◆ What the task requires: With the images removed, repeat the data below exactly.

◆ Available data:
start

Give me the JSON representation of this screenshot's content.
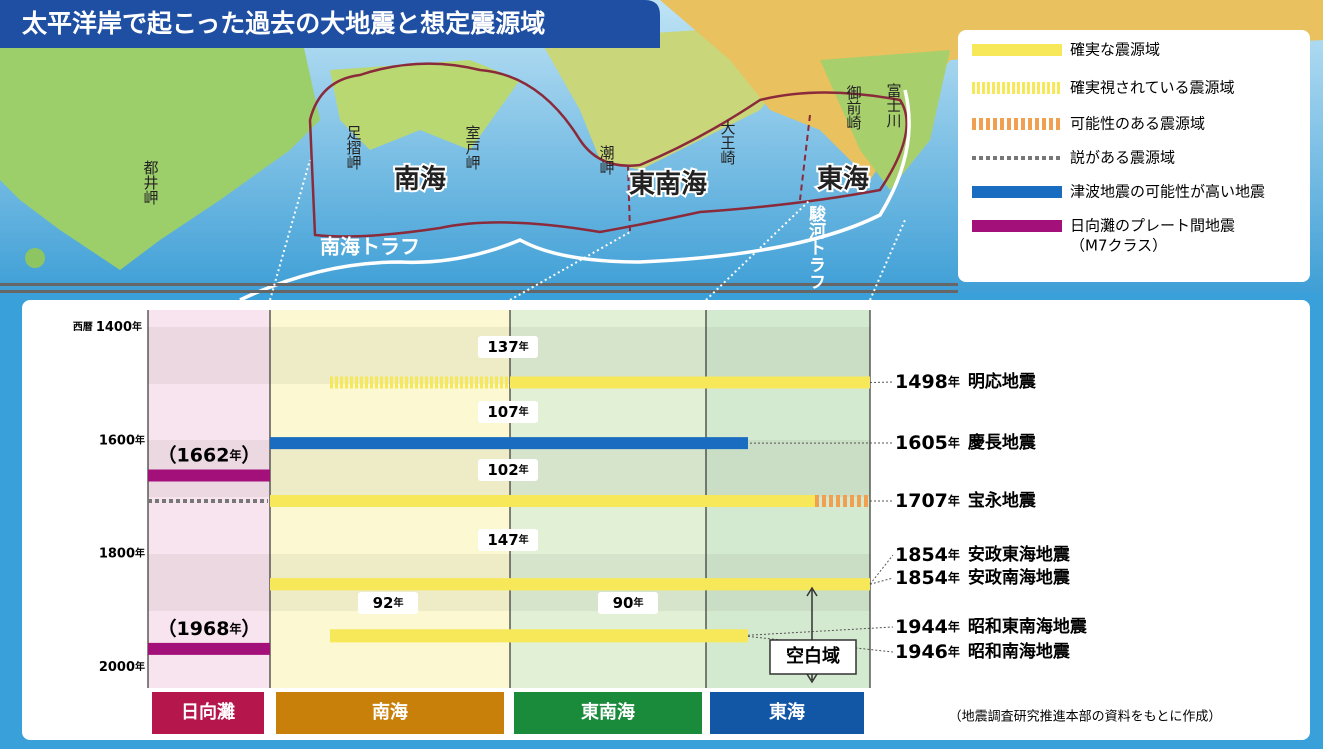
{
  "title": "太平洋岸で起こった過去の大地震と想定震源域",
  "legend": [
    {
      "label": [
        "確実な震源域"
      ]
    },
    {
      "label": [
        "確実視されている震源域"
      ]
    },
    {
      "label": [
        "可能性のある震源域"
      ]
    },
    {
      "label": [
        "説がある震源域"
      ]
    },
    {
      "label": [
        "津波地震の可能性が高い地震"
      ]
    },
    {
      "label": [
        "日向灘のプレート間地震",
        "（M7クラス）"
      ]
    }
  ],
  "map_labels": {
    "capes": [
      "都井岬",
      "足摺岬",
      "室戸岬",
      "潮岬",
      "大王崎",
      "御前崎",
      "富士川"
    ],
    "zones": [
      "南海",
      "東南海",
      "東海"
    ],
    "troughs": [
      "南海トラフ",
      "駿河トラフ"
    ]
  },
  "axis": {
    "era": "西暦",
    "ticks": [
      1400,
      1600,
      1800,
      2000
    ]
  },
  "year_unit": "年",
  "intervals": [
    137,
    107,
    102,
    147,
    92,
    90
  ],
  "events": [
    {
      "year": 1498,
      "name": "明応地震"
    },
    {
      "year": 1605,
      "name": "慶長地震"
    },
    {
      "year": 1707,
      "name": "宝永地震"
    },
    {
      "year": 1854,
      "name": "安政東海地震"
    },
    {
      "year": 1854,
      "name": "安政南海地震"
    },
    {
      "year": 1944,
      "name": "昭和東南海地震"
    },
    {
      "year": 1946,
      "name": "昭和南海地震"
    }
  ],
  "hyuga_events": [
    {
      "year": 1662
    },
    {
      "year": 1968
    }
  ],
  "paren": [
    "（",
    "）"
  ],
  "blank_zone": "空白域",
  "regions": [
    "日向灘",
    "南海",
    "東南海",
    "東海"
  ],
  "source": "（地震調査研究推進本部の資料をもとに作成）"
}
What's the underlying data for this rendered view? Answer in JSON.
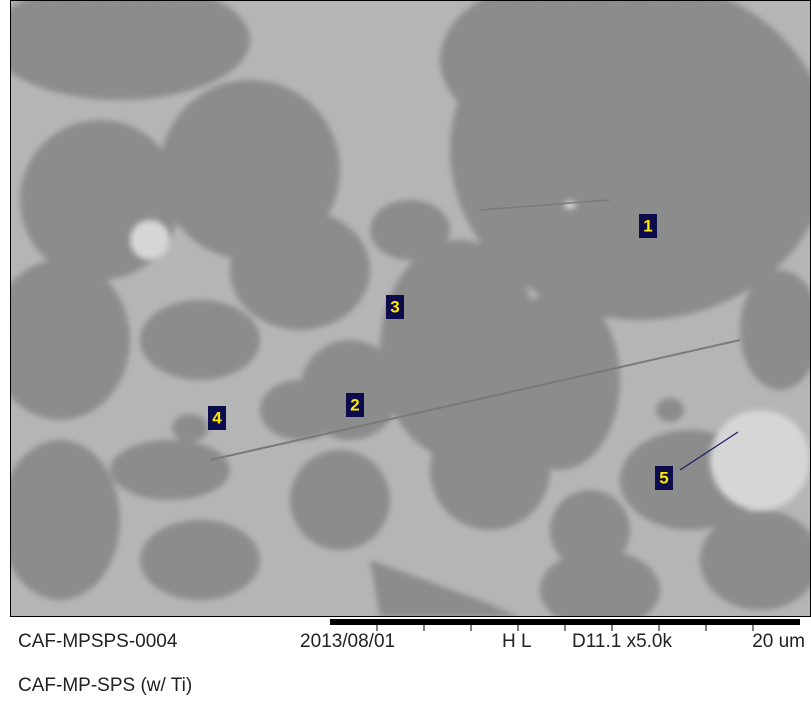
{
  "markers": [
    {
      "label": "1"
    },
    {
      "label": "2"
    },
    {
      "label": "3"
    },
    {
      "label": "4"
    },
    {
      "label": "5"
    }
  ],
  "footer": {
    "sample_id": "CAF-MPSPS-0004",
    "date": "2013/08/01",
    "mode": "H L",
    "settings": "D11.1 x5.0k",
    "scale": "20 um",
    "description": "CAF-MP-SPS (w/ Ti)"
  }
}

end

◆ Result:
Give me the JSON representation of this screenshot's content.
{
  "title": "太平洋岸で起こった過去の大地震と想定震源域",
  "legend": [
    {
      "label": [
        "確実な震源域"
      ]
    },
    {
      "label": [
        "確実視されている震源域"
      ]
    },
    {
      "label": [
        "可能性のある震源域"
      ]
    },
    {
      "label": [
        "説がある震源域"
      ]
    },
    {
      "label": [
        "津波地震の可能性が高い地震"
      ]
    },
    {
      "label": [
        "日向灘のプレート間地震",
        "（M7クラス）"
      ]
    }
  ],
  "map_labels": {
    "capes": [
      "都井岬",
      "足摺岬",
      "室戸岬",
      "潮岬",
      "大王崎",
      "御前崎",
      "富士川"
    ],
    "zones": [
      "南海",
      "東南海",
      "東海"
    ],
    "troughs": [
      "南海トラフ",
      "駿河トラフ"
    ]
  },
  "axis": {
    "era": "西暦",
    "ticks": [
      1400,
      1600,
      1800,
      2000
    ]
  },
  "year_unit": "年",
  "intervals": [
    137,
    107,
    102,
    147,
    92,
    90
  ],
  "events": [
    {
      "year": 1498,
      "name": "明応地震"
    },
    {
      "year": 1605,
      "name": "慶長地震"
    },
    {
      "year": 1707,
      "name": "宝永地震"
    },
    {
      "year": 1854,
      "name": "安政東海地震"
    },
    {
      "year": 1854,
      "name": "安政南海地震"
    },
    {
      "year": 1944,
      "name": "昭和東南海地震"
    },
    {
      "year": 1946,
      "name": "昭和南海地震"
    }
  ],
  "hyuga_events": [
    {
      "year": 1662
    },
    {
      "year": 1968
    }
  ],
  "paren": [
    "（",
    "）"
  ],
  "blank_zone": "空白域",
  "regions": [
    "日向灘",
    "南海",
    "東南海",
    "東海"
  ],
  "source": "（地震調査研究推進本部の資料をもとに作成）"
}
What's the underlying data for this rendered view? Answer in JSON.
{
  "markers": [
    {
      "label": "1"
    },
    {
      "label": "2"
    },
    {
      "label": "3"
    },
    {
      "label": "4"
    },
    {
      "label": "5"
    }
  ],
  "footer": {
    "sample_id": "CAF-MPSPS-0004",
    "date": "2013/08/01",
    "mode": "H L",
    "settings": "D11.1 x5.0k",
    "scale": "20 um",
    "description": "CAF-MP-SPS (w/ Ti)"
  }
}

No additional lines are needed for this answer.